** begin Exercise material **
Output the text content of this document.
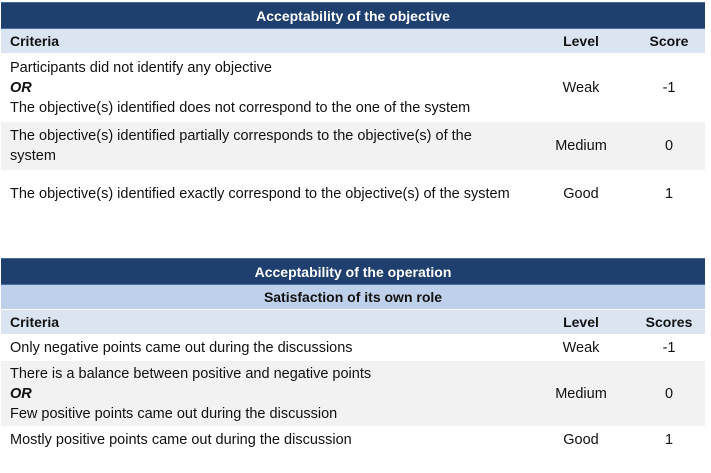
Acceptability of the objective		
Criteria	Level	Score

Participants did not identify any objective
OR
The objective(s) identified does not correspond to the one of the system	Weak	-1
The objective(s) identified partially corresponds to the objective(s) of the system	Medium	0
The objective(s) identified exactly correspond to the objective(s) of the system	Good	1
Acceptability of the operation		
Satisfaction of its own role		
Criteria	Level	Scores
Only negative points came out during the discussions	Weak	-1

There is a balance between positive and negative points
OR
Few positive points came out during the discussion	Medium	0
Mostly positive points came out during the discussion	Good	1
** end Exercise material **
- What this task involves: Exactly reproduce each record, leaving out any pictures.

- Solved exercise:
Output the text content of this document.
Acceptability of the objective		
Criteria	Level	Score

Participants did not identify any objective
OR
The objective(s) identified does not correspond to the one of the system	Weak	-1
The objective(s) identified partially corresponds to the objective(s) of the system	Medium	0
The objective(s) identified exactly correspond to the objective(s) of the system	Good	1
Acceptability of the operation		
Satisfaction of its own role		
Criteria	Level	Scores
Only negative points came out during the discussions	Weak	-1

There is a balance between positive and negative points
OR
Few positive points came out during the discussion	Medium	0
Mostly positive points came out during the discussion	Good	1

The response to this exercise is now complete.